[Figure record extracts]:
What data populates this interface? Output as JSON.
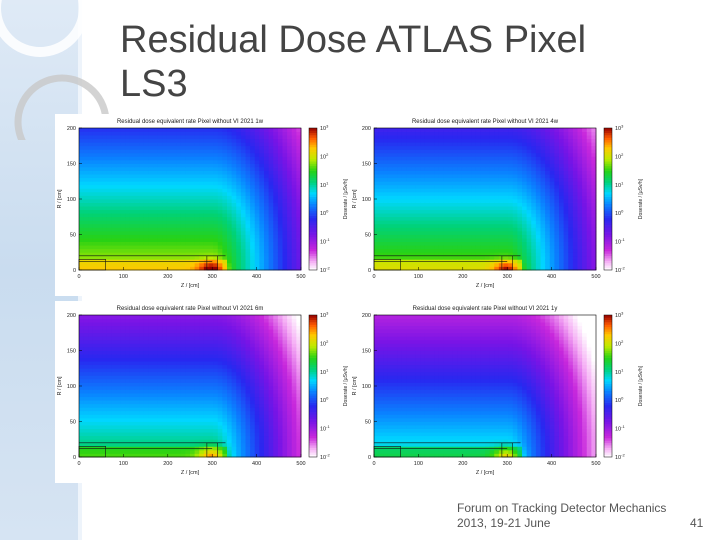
{
  "slide": {
    "title_line1": "Residual Dose ATLAS Pixel",
    "title_line2": "LS3",
    "footer_line1": "Forum on Tracking Detector Mechanics",
    "footer_line2": "2013, 19-21 June",
    "page_number": "41"
  },
  "colors": {
    "sidebar": "#d6e4f3",
    "title": "#444444",
    "footer": "#555555"
  },
  "chart_data": [
    {
      "type": "heatmap",
      "title": "Residual dose equivalent rate Pixel without VI 2021 1w",
      "xlabel": "Z / [cm]",
      "ylabel": "R / [cm]",
      "colorbar_label": "Doserate / [μSv/h]",
      "xlim": [
        0,
        500
      ],
      "ylim": [
        0,
        200
      ],
      "x_ticks": [
        0,
        100,
        200,
        300,
        400,
        500
      ],
      "y_ticks": [
        0,
        50,
        100,
        150,
        200
      ],
      "colorbar_ticks": [
        "10^-2",
        "10^-1",
        "10^0",
        "10^1",
        "10^2",
        "10^3"
      ],
      "log_range": [
        -2,
        3
      ],
      "peak_log_dose": 2.5,
      "peak_location_cm": [
        300,
        5
      ]
    },
    {
      "type": "heatmap",
      "title": "Residual dose equivalent rate Pixel without VI 2021 4w",
      "xlabel": "Z / [cm]",
      "ylabel": "R / [cm]",
      "colorbar_label": "Doserate / [μSv/h]",
      "xlim": [
        0,
        500
      ],
      "ylim": [
        0,
        200
      ],
      "x_ticks": [
        0,
        100,
        200,
        300,
        400,
        500
      ],
      "y_ticks": [
        0,
        50,
        100,
        150,
        200
      ],
      "colorbar_ticks": [
        "10^-2",
        "10^-1",
        "10^0",
        "10^1",
        "10^2",
        "10^3"
      ],
      "log_range": [
        -2,
        3
      ],
      "peak_log_dose": 2.3,
      "peak_location_cm": [
        300,
        5
      ]
    },
    {
      "type": "heatmap",
      "title": "Residual dose equivalent rate Pixel without VI 2021 6m",
      "xlabel": "Z / [cm]",
      "ylabel": "R / [cm]",
      "colorbar_label": "Doserate / [μSv/h]",
      "xlim": [
        0,
        500
      ],
      "ylim": [
        0,
        200
      ],
      "x_ticks": [
        0,
        100,
        200,
        300,
        400,
        500
      ],
      "y_ticks": [
        0,
        50,
        100,
        150,
        200
      ],
      "colorbar_ticks": [
        "10^-2",
        "10^-1",
        "10^0",
        "10^1",
        "10^2",
        "10^3"
      ],
      "log_range": [
        -2,
        3
      ],
      "peak_log_dose": 1.8,
      "peak_location_cm": [
        300,
        5
      ]
    },
    {
      "type": "heatmap",
      "title": "Residual dose equivalent rate Pixel without VI 2021 1y",
      "xlabel": "Z / [cm]",
      "ylabel": "R / [cm]",
      "colorbar_label": "Doserate / [μSv/h]",
      "xlim": [
        0,
        500
      ],
      "ylim": [
        0,
        200
      ],
      "x_ticks": [
        0,
        100,
        200,
        300,
        400,
        500
      ],
      "y_ticks": [
        0,
        50,
        100,
        150,
        200
      ],
      "colorbar_ticks": [
        "10^-2",
        "10^-1",
        "10^0",
        "10^1",
        "10^2",
        "10^3"
      ],
      "log_range": [
        -2,
        3
      ],
      "peak_log_dose": 1.5,
      "peak_location_cm": [
        300,
        5
      ]
    }
  ]
}
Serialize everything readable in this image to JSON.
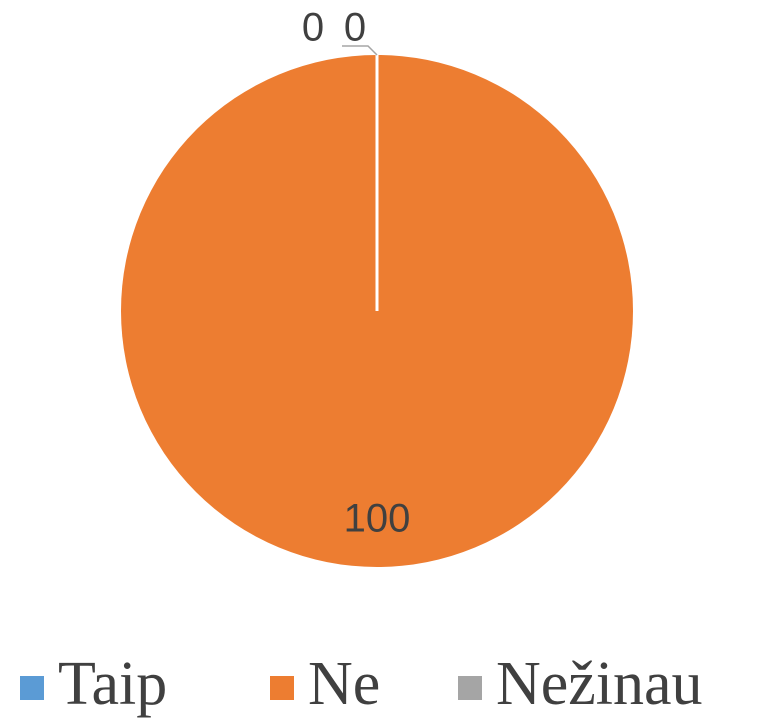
{
  "chart_data": {
    "type": "pie",
    "categories": [
      "Taip",
      "Ne",
      "Nežinau"
    ],
    "values": [
      0,
      100,
      0
    ],
    "colors": [
      "#5b9bd5",
      "#ed7d31",
      "#a5a5a5"
    ],
    "legend": "bottom"
  }
}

[Direction]: Restate each entry word for word, please, but drop any images it holds.

[Worked solution]:
What data populates this interface? Output as JSON.
{
  "slide": {
    "title_line1": "Residual Dose ATLAS Pixel",
    "title_line2": "LS3",
    "footer_line1": "Forum on Tracking Detector Mechanics",
    "footer_line2": "2013, 19-21 June",
    "page_number": "41"
  },
  "colors": {
    "sidebar": "#d6e4f3",
    "title": "#444444",
    "footer": "#555555"
  },
  "chart_data": [
    {
      "type": "heatmap",
      "title": "Residual dose equivalent rate Pixel without VI 2021 1w",
      "xlabel": "Z / [cm]",
      "ylabel": "R / [cm]",
      "colorbar_label": "Doserate / [μSv/h]",
      "xlim": [
        0,
        500
      ],
      "ylim": [
        0,
        200
      ],
      "x_ticks": [
        0,
        100,
        200,
        300,
        400,
        500
      ],
      "y_ticks": [
        0,
        50,
        100,
        150,
        200
      ],
      "colorbar_ticks": [
        "10^-2",
        "10^-1",
        "10^0",
        "10^1",
        "10^2",
        "10^3"
      ],
      "log_range": [
        -2,
        3
      ],
      "peak_log_dose": 2.5,
      "peak_location_cm": [
        300,
        5
      ]
    },
    {
      "type": "heatmap",
      "title": "Residual dose equivalent rate Pixel without VI 2021 4w",
      "xlabel": "Z / [cm]",
      "ylabel": "R / [cm]",
      "colorbar_label": "Doserate / [μSv/h]",
      "xlim": [
        0,
        500
      ],
      "ylim": [
        0,
        200
      ],
      "x_ticks": [
        0,
        100,
        200,
        300,
        400,
        500
      ],
      "y_ticks": [
        0,
        50,
        100,
        150,
        200
      ],
      "colorbar_ticks": [
        "10^-2",
        "10^-1",
        "10^0",
        "10^1",
        "10^2",
        "10^3"
      ],
      "log_range": [
        -2,
        3
      ],
      "peak_log_dose": 2.3,
      "peak_location_cm": [
        300,
        5
      ]
    },
    {
      "type": "heatmap",
      "title": "Residual dose equivalent rate Pixel without VI 2021 6m",
      "xlabel": "Z / [cm]",
      "ylabel": "R / [cm]",
      "colorbar_label": "Doserate / [μSv/h]",
      "xlim": [
        0,
        500
      ],
      "ylim": [
        0,
        200
      ],
      "x_ticks": [
        0,
        100,
        200,
        300,
        400,
        500
      ],
      "y_ticks": [
        0,
        50,
        100,
        150,
        200
      ],
      "colorbar_ticks": [
        "10^-2",
        "10^-1",
        "10^0",
        "10^1",
        "10^2",
        "10^3"
      ],
      "log_range": [
        -2,
        3
      ],
      "peak_log_dose": 1.8,
      "peak_location_cm": [
        300,
        5
      ]
    },
    {
      "type": "heatmap",
      "title": "Residual dose equivalent rate Pixel without VI 2021 1y",
      "xlabel": "Z / [cm]",
      "ylabel": "R / [cm]",
      "colorbar_label": "Doserate / [μSv/h]",
      "xlim": [
        0,
        500
      ],
      "ylim": [
        0,
        200
      ],
      "x_ticks": [
        0,
        100,
        200,
        300,
        400,
        500
      ],
      "y_ticks": [
        0,
        50,
        100,
        150,
        200
      ],
      "colorbar_ticks": [
        "10^-2",
        "10^-1",
        "10^0",
        "10^1",
        "10^2",
        "10^3"
      ],
      "log_range": [
        -2,
        3
      ],
      "peak_log_dose": 1.5,
      "peak_location_cm": [
        300,
        5
      ]
    }
  ]
}
Serialize everything readable in this image to JSON.
{
  "chart_data": {
    "type": "pie",
    "categories": [
      "Taip",
      "Ne",
      "Nežinau"
    ],
    "values": [
      0,
      100,
      0
    ],
    "colors": [
      "#5b9bd5",
      "#ed7d31",
      "#a5a5a5"
    ],
    "legend": "bottom"
  }
}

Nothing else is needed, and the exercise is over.